_DIRECTIVE_
Give every entry again, word for word.

----------------

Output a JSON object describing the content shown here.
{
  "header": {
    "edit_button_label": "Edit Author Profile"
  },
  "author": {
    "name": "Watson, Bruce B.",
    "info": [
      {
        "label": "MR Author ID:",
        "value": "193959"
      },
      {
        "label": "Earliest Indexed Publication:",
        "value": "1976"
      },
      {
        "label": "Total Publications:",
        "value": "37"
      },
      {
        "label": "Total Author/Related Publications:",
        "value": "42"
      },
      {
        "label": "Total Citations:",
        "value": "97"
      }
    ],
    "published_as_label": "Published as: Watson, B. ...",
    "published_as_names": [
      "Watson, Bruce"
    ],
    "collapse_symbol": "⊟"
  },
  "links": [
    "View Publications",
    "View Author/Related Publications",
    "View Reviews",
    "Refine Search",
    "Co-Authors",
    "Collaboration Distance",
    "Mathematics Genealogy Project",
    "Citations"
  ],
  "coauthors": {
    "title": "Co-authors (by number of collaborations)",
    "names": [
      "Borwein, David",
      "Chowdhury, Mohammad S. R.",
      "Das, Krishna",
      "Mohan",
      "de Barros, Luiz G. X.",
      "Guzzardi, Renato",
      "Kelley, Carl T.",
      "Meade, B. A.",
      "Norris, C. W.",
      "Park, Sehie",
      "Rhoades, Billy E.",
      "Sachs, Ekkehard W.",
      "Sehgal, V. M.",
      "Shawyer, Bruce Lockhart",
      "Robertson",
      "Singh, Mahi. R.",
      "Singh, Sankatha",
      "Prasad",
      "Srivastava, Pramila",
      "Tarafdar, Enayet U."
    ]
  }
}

----------------

_COMPLETE ANSWER_
Output a JSON object describing the content shown here.
{
  "header": {
    "edit_button_label": "Edit Author Profile"
  },
  "author": {
    "name": "Watson, Bruce B.",
    "info": [
      {
        "label": "MR Author ID:",
        "value": "193959"
      },
      {
        "label": "Earliest Indexed Publication:",
        "value": "1976"
      },
      {
        "label": "Total Publications:",
        "value": "37"
      },
      {
        "label": "Total Author/Related Publications:",
        "value": "42"
      },
      {
        "label": "Total Citations:",
        "value": "97"
      }
    ],
    "published_as_label": "Published as: Watson, B. ...",
    "published_as_names": [
      "Watson, Bruce"
    ],
    "collapse_symbol": "⊟"
  },
  "links": [
    "View Publications",
    "View Author/Related Publications",
    "View Reviews",
    "Refine Search",
    "Co-Authors",
    "Collaboration Distance",
    "Mathematics Genealogy Project",
    "Citations"
  ],
  "coauthors": {
    "title": "Co-authors (by number of collaborations)",
    "names": [
      "Borwein, David",
      "Chowdhury, Mohammad S. R.",
      "Das, Krishna",
      "Mohan",
      "de Barros, Luiz G. X.",
      "Guzzardi, Renato",
      "Kelley, Carl T.",
      "Meade, B. A.",
      "Norris, C. W.",
      "Park, Sehie",
      "Rhoades, Billy E.",
      "Sachs, Ekkehard W.",
      "Sehgal, V. M.",
      "Shawyer, Bruce Lockhart",
      "Robertson",
      "Singh, Mahi. R.",
      "Singh, Sankatha",
      "Prasad",
      "Srivastava, Pramila",
      "Tarafdar, Enayet U."
    ]
  }
}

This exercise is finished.